__Problem to work on__:
Check every line of the entries below for the word "käännökset", and copy the ones that have it.

__Rows from a dataset__:
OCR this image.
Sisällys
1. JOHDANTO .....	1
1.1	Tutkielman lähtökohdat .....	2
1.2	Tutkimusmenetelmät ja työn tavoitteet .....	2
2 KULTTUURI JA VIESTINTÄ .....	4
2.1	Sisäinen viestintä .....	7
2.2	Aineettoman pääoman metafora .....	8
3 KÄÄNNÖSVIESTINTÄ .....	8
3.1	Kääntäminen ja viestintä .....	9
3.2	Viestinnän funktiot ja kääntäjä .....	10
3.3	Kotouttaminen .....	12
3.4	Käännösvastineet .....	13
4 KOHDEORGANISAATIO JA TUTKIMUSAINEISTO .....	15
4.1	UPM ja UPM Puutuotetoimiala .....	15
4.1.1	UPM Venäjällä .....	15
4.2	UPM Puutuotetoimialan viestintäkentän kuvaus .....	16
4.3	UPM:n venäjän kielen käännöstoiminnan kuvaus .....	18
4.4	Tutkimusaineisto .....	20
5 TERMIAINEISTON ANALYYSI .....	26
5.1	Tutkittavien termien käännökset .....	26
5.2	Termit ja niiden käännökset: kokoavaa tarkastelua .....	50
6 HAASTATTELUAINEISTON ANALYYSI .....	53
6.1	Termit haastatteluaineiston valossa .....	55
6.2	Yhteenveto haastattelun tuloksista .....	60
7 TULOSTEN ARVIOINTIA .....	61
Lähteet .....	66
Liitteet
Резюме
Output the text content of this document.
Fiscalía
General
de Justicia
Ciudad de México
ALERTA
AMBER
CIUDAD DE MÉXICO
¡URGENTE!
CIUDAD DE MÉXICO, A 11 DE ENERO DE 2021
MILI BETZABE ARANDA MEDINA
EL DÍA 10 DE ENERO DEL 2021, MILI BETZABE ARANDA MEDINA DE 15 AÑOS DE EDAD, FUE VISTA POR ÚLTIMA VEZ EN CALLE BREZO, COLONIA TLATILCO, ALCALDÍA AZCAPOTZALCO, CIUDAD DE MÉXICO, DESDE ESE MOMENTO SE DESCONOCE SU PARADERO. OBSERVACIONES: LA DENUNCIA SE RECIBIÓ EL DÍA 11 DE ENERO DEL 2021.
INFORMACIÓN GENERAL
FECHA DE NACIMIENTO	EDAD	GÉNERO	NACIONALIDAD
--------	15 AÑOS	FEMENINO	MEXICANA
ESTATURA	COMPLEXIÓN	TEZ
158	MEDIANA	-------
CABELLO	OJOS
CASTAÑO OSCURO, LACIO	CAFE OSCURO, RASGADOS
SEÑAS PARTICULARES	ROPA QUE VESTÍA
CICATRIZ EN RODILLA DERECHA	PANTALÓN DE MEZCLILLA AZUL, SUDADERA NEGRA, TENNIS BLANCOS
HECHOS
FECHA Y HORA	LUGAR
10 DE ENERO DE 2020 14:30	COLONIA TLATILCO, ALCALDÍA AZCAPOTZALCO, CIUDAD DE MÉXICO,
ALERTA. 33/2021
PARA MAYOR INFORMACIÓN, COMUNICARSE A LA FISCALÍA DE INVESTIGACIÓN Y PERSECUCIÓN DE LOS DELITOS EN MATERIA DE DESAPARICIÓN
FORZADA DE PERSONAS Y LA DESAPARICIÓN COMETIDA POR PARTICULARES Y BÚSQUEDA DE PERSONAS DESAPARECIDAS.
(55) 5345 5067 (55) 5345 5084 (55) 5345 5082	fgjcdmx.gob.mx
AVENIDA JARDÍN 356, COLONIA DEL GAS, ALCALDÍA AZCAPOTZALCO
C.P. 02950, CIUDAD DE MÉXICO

__Solved exercise__:
5.1	Tutkittavien termien käännökset .....	26
5.2	Termit ja niiden käännökset: kokoavaa tarkastelua .....	50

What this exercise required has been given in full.